__ACTIVIDADES__.
• A. Traduce al inglés la siguiente oración del texto sobre el cáncer y los estilos de vida: "Para seguir con el cuento, en tal reportaje se hacía ver que existe una correlación significativa entre el fenómeno de la inflamación y el cáncer."
• B. Transcribe el fragmento del texto sobre el cáncer y los estilos de vida que va entre "Magíster Luis Fernando" y "en la humanidad.", ambos incluidos.
• C. Responde a partir del texto sobre el cáncer y los estilos de vida:
(i) ¿De qué institución es director Luis Fernando Calvo?
(ii) ¿Qué factor no se mencionó en el reportaje televisivo?
(iii) ¿Con qué fenómeno se correlaciona el cáncer según el reportaje?

╭─ TEXTO PROPUESTO

Magíster Luis Fernando Calvo
Director Instituto Tomás Moro
lf@tomasmoro.org
Hace unos días escuché en un medio televisivo nacional que, – finalmente se dice en medios de difusión masiva- el cáncer podría tener relación causal con estilos de vida perjudiciales. Para mi sorpresa, no se mencionó por un momento el factor hereditario, que suele resonar en tantos espacios cuando del temido cáncer se habla. No soy médico y no pretendo hablar desde los últimos avances de la medicina, pero soy persona y puedo, contrario a lo que piensan los nominalistas, pensar la humanidad y saber que algo anda mal en la humanidad.
Para seguir con el cuento, en tal reportaje se hacía ver que existe una correlación significativa entre el fenómeno de la inflamación y el cáncer. ¿Inflamación? ¿No es la inflamación una respuesta corporal contra lo que detecta e identifica como amenaza? ¿Acaso no están inflamados nuestros cuerpos de tantas cosas perjudiciales que le metemos al sistema, tales como azúcares en exceso, productos ultra-refinados, carbohidratos a granel, agroquímicos para la producción masiva de los mercados globales? Estas son cuestiones que merecen ser consideradas.

╰─
╭─ INFORMACIÓN DE ORIGEN

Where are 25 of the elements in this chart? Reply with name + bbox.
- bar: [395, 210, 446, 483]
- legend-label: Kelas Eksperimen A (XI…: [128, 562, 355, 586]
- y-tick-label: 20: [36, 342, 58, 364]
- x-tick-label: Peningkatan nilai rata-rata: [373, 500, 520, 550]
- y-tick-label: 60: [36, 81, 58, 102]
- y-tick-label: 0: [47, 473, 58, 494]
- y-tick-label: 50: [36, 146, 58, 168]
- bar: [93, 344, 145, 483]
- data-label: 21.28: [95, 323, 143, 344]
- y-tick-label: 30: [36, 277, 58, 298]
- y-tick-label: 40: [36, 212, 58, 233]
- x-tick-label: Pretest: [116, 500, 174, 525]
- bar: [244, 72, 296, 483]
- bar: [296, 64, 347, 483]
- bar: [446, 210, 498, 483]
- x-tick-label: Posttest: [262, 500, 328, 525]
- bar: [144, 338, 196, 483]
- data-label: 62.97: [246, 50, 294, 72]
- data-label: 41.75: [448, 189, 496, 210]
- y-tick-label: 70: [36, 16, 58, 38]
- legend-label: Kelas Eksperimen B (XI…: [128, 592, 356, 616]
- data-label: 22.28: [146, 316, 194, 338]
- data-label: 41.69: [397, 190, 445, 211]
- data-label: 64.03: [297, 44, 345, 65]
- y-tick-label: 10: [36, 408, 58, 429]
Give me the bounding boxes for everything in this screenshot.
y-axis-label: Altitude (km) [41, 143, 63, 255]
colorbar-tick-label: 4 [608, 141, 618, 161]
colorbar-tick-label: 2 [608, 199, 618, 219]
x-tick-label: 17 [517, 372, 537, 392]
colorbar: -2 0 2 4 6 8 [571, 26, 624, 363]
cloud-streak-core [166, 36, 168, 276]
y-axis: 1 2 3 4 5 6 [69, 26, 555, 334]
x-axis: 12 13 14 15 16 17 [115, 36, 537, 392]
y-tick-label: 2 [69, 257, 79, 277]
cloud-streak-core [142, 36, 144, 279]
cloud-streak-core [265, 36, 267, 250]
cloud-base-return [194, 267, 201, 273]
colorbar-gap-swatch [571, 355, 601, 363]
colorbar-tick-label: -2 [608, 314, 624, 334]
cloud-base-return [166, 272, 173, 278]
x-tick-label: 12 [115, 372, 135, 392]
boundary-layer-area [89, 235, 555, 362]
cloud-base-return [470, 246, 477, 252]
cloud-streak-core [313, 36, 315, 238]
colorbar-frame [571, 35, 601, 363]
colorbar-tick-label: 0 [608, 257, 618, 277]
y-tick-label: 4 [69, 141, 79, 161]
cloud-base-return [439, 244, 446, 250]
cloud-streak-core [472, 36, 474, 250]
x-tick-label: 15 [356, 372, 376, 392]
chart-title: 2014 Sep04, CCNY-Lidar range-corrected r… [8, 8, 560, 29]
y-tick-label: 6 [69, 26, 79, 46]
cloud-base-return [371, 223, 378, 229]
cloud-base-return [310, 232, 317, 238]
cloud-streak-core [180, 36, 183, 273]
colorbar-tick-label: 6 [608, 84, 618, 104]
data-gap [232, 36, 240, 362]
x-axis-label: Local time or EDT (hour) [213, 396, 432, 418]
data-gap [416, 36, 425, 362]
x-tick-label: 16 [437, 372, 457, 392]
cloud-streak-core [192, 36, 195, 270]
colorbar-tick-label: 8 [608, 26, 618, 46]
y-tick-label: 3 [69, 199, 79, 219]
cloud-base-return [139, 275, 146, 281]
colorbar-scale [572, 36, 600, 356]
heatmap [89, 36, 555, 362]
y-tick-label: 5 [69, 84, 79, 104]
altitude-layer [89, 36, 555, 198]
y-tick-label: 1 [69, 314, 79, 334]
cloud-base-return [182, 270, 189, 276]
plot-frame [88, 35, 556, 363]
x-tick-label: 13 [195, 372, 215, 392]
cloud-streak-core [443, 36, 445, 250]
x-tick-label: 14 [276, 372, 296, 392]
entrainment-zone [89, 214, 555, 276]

╰─

__RESPUESTAS NUMERADAS__.
• A. To continue with the story, that report showed that there is a significant correlation between the phenomenon of inflammation and cancer.

• B.
Magíster Luis Fernando Calvo
Director Instituto Tomás Moro
lf@tomasmoro.org
Hace unos días escuché en un medio televisivo nacional que, – finalmente se dice en medios de difusión masiva- el cáncer podría tener relación causal con estilos de vida perjudiciales. Para mi sorpresa, no se mencionó por un momento el factor hereditario, que suele resonar en tantos espacios cuando del temido cáncer se habla. No soy médico y no pretendo hablar desde los últimos avances de la medicina, pero soy persona y puedo, contrario a lo que piensan los nominalistas, pensar la humanidad y saber que algo anda mal en la humanidad.

• C.
(i) Del Instituto Tomás Moro.
(ii) El factor hereditario.
(iii) Con la inflamación.